- **EXERCISE**
Repeat every line of the material, character for character.

- **MATERIALS PROVIDED**
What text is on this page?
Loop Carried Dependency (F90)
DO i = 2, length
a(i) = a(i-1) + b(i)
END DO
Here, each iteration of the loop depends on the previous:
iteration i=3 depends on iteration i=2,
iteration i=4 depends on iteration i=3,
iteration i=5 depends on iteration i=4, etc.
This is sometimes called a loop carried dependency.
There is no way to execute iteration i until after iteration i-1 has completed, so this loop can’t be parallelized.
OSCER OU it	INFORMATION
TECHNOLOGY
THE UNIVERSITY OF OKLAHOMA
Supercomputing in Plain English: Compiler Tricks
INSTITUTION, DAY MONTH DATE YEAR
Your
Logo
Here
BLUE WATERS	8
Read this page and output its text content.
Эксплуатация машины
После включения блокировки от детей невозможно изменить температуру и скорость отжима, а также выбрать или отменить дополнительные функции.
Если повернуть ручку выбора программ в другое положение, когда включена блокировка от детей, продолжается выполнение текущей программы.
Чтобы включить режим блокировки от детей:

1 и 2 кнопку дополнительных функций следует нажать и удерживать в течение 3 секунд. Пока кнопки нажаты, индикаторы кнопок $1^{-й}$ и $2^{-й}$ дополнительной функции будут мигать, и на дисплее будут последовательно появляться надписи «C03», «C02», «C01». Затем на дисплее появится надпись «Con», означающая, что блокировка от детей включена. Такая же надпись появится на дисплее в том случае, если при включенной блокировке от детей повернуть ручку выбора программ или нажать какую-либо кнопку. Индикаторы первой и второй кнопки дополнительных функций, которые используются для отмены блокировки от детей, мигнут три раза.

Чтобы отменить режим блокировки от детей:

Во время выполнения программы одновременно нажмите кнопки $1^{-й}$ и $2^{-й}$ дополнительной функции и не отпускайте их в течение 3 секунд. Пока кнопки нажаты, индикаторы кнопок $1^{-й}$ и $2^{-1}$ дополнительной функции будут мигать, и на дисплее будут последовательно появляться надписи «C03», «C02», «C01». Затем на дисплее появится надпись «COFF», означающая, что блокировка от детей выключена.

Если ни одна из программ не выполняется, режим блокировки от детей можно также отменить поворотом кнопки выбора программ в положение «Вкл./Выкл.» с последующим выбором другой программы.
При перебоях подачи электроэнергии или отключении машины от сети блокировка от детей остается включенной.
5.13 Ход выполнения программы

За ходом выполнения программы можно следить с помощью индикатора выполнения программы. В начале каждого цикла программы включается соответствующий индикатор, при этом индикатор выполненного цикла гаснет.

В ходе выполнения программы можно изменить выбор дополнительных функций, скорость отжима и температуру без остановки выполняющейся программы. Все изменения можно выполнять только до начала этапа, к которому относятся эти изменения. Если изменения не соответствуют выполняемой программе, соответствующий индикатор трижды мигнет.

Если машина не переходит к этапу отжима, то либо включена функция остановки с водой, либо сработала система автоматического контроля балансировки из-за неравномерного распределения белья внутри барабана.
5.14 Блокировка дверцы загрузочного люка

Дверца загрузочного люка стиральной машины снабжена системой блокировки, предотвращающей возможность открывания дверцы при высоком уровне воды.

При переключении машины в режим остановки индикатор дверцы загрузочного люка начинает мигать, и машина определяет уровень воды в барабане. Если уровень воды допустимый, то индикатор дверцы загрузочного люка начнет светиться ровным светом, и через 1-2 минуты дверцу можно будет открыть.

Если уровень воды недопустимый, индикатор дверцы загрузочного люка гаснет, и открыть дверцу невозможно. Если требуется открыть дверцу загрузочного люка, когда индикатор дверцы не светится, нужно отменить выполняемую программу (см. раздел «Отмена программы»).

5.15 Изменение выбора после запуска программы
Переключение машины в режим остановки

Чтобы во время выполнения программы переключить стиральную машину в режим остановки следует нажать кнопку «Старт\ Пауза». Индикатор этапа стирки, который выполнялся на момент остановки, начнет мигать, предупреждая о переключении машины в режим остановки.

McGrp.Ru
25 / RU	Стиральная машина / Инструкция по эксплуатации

- **COMPLETE ANSWER**
What text is on this page?
Loop Carried Dependency (F90)
DO i = 2, length
a(i) = a(i-1) + b(i)
END DO
Here, each iteration of the loop depends on the previous:
iteration i=3 depends on iteration i=2,
iteration i=4 depends on iteration i=3,
iteration i=5 depends on iteration i=4, etc.
This is sometimes called a loop carried dependency.
There is no way to execute iteration i until after iteration i-1 has completed, so this loop can’t be parallelized.
OSCER OU it	INFORMATION
TECHNOLOGY
THE UNIVERSITY OF OKLAHOMA
Supercomputing in Plain English: Compiler Tricks
INSTITUTION, DAY MONTH DATE YEAR
Your
Logo
Here
BLUE WATERS	8
Read this page and output its text content.
Эксплуатация машины
После включения блокировки от детей невозможно изменить температуру и скорость отжима, а также выбрать или отменить дополнительные функции.
Если повернуть ручку выбора программ в другое положение, когда включена блокировка от детей, продолжается выполнение текущей программы.
Чтобы включить режим блокировки от детей:

1 и 2 кнопку дополнительных функций следует нажать и удерживать в течение 3 секунд. Пока кнопки нажаты, индикаторы кнопок $1^{-й}$ и $2^{-й}$ дополнительной функции будут мигать, и на дисплее будут последовательно появляться надписи «C03», «C02», «C01». Затем на дисплее появится надпись «Con», означающая, что блокировка от детей включена. Такая же надпись появится на дисплее в том случае, если при включенной блокировке от детей повернуть ручку выбора программ или нажать какую-либо кнопку. Индикаторы первой и второй кнопки дополнительных функций, которые используются для отмены блокировки от детей, мигнут три раза.

Чтобы отменить режим блокировки от детей:

Во время выполнения программы одновременно нажмите кнопки $1^{-й}$ и $2^{-й}$ дополнительной функции и не отпускайте их в течение 3 секунд. Пока кнопки нажаты, индикаторы кнопок $1^{-й}$ и $2^{-1}$ дополнительной функции будут мигать, и на дисплее будут последовательно появляться надписи «C03», «C02», «C01». Затем на дисплее появится надпись «COFF», означающая, что блокировка от детей выключена.

Если ни одна из программ не выполняется, режим блокировки от детей можно также отменить поворотом кнопки выбора программ в положение «Вкл./Выкл.» с последующим выбором другой программы.
При перебоях подачи электроэнергии или отключении машины от сети блокировка от детей остается включенной.
5.13 Ход выполнения программы

За ходом выполнения программы можно следить с помощью индикатора выполнения программы. В начале каждого цикла программы включается соответствующий индикатор, при этом индикатор выполненного цикла гаснет.

В ходе выполнения программы можно изменить выбор дополнительных функций, скорость отжима и температуру без остановки выполняющейся программы. Все изменения можно выполнять только до начала этапа, к которому относятся эти изменения. Если изменения не соответствуют выполняемой программе, соответствующий индикатор трижды мигнет.

Если машина не переходит к этапу отжима, то либо включена функция остановки с водой, либо сработала система автоматического контроля балансировки из-за неравномерного распределения белья внутри барабана.
5.14 Блокировка дверцы загрузочного люка

Дверца загрузочного люка стиральной машины снабжена системой блокировки, предотвращающей возможность открывания дверцы при высоком уровне воды.

При переключении машины в режим остановки индикатор дверцы загрузочного люка начинает мигать, и машина определяет уровень воды в барабане. Если уровень воды допустимый, то индикатор дверцы загрузочного люка начнет светиться ровным светом, и через 1-2 минуты дверцу можно будет открыть.

Если уровень воды недопустимый, индикатор дверцы загрузочного люка гаснет, и открыть дверцу невозможно. Если требуется открыть дверцу загрузочного люка, когда индикатор дверцы не светится, нужно отменить выполняемую программу (см. раздел «Отмена программы»).

5.15 Изменение выбора после запуска программы
Переключение машины в режим остановки

Чтобы во время выполнения программы переключить стиральную машину в режим остановки следует нажать кнопку «Старт\ Пауза». Индикатор этапа стирки, который выполнялся на момент остановки, начнет мигать, предупреждая о переключении машины в режим остановки.

McGrp.Ru
25 / RU	Стиральная машина / Инструкция по эксплуатации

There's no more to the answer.